__EXERCISE MATERIAL__.
========================================================================

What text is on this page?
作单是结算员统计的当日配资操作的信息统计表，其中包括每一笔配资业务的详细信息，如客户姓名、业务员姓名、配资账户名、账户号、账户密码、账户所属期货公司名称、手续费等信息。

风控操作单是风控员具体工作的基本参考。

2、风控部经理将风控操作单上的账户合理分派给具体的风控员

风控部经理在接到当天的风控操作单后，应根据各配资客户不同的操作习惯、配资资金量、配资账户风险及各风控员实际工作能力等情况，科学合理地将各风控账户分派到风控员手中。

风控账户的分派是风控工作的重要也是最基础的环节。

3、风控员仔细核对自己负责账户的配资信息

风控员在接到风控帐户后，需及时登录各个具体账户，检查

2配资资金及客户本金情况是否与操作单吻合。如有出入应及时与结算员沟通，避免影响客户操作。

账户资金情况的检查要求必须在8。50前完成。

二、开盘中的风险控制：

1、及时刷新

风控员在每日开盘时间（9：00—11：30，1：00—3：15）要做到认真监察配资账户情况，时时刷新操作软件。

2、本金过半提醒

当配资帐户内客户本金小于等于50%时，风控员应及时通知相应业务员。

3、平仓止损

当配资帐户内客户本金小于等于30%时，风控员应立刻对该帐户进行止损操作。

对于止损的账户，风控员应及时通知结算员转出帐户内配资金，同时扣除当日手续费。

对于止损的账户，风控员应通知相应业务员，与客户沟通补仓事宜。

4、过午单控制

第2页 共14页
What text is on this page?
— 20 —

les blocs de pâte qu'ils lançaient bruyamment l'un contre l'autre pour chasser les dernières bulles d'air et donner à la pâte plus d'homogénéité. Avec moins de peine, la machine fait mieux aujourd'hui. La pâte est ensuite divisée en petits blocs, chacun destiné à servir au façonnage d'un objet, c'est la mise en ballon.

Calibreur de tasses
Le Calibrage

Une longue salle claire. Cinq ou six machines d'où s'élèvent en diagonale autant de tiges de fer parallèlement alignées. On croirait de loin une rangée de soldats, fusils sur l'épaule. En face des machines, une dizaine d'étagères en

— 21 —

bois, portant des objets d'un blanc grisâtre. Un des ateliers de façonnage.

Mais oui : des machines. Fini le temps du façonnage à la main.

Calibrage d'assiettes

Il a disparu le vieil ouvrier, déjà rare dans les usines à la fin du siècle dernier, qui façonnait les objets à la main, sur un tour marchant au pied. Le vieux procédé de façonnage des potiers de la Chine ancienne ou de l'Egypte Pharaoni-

========================================================================

__JOB__. Reproduce every record above exactly as it appears.

__THE SOLUTION__.
What text is on this page?
作单是结算员统计的当日配资操作的信息统计表，其中包括每一笔配资业务的详细信息，如客户姓名、业务员姓名、配资账户名、账户号、账户密码、账户所属期货公司名称、手续费等信息。

风控操作单是风控员具体工作的基本参考。

2、风控部经理将风控操作单上的账户合理分派给具体的风控员

风控部经理在接到当天的风控操作单后，应根据各配资客户不同的操作习惯、配资资金量、配资账户风险及各风控员实际工作能力等情况，科学合理地将各风控账户分派到风控员手中。

风控账户的分派是风控工作的重要也是最基础的环节。

3、风控员仔细核对自己负责账户的配资信息

风控员在接到风控帐户后，需及时登录各个具体账户，检查

2配资资金及客户本金情况是否与操作单吻合。如有出入应及时与结算员沟通，避免影响客户操作。

账户资金情况的检查要求必须在8。50前完成。

二、开盘中的风险控制：

1、及时刷新

风控员在每日开盘时间（9：00—11：30，1：00—3：15）要做到认真监察配资账户情况，时时刷新操作软件。

2、本金过半提醒

当配资帐户内客户本金小于等于50%时，风控员应及时通知相应业务员。

3、平仓止损

当配资帐户内客户本金小于等于30%时，风控员应立刻对该帐户进行止损操作。

对于止损的账户，风控员应及时通知结算员转出帐户内配资金，同时扣除当日手续费。

对于止损的账户，风控员应通知相应业务员，与客户沟通补仓事宜。

4、过午单控制

第2页 共14页
What text is on this page?
— 20 —

les blocs de pâte qu'ils lançaient bruyamment l'un contre l'autre pour chasser les dernières bulles d'air et donner à la pâte plus d'homogénéité. Avec moins de peine, la machine fait mieux aujourd'hui. La pâte est ensuite divisée en petits blocs, chacun destiné à servir au façonnage d'un objet, c'est la mise en ballon.

Calibreur de tasses
Le Calibrage

Une longue salle claire. Cinq ou six machines d'où s'élèvent en diagonale autant de tiges de fer parallèlement alignées. On croirait de loin une rangée de soldats, fusils sur l'épaule. En face des machines, une dizaine d'étagères en

— 21 —

bois, portant des objets d'un blanc grisâtre. Un des ateliers de façonnage.

Mais oui : des machines. Fini le temps du façonnage à la main.

Calibrage d'assiettes

Il a disparu le vieil ouvrier, déjà rare dans les usines à la fin du siècle dernier, qui façonnait les objets à la main, sur un tour marchant au pied. Le vieux procédé de façonnage des potiers de la Chine ancienne ou de l'Egypte Pharaoni-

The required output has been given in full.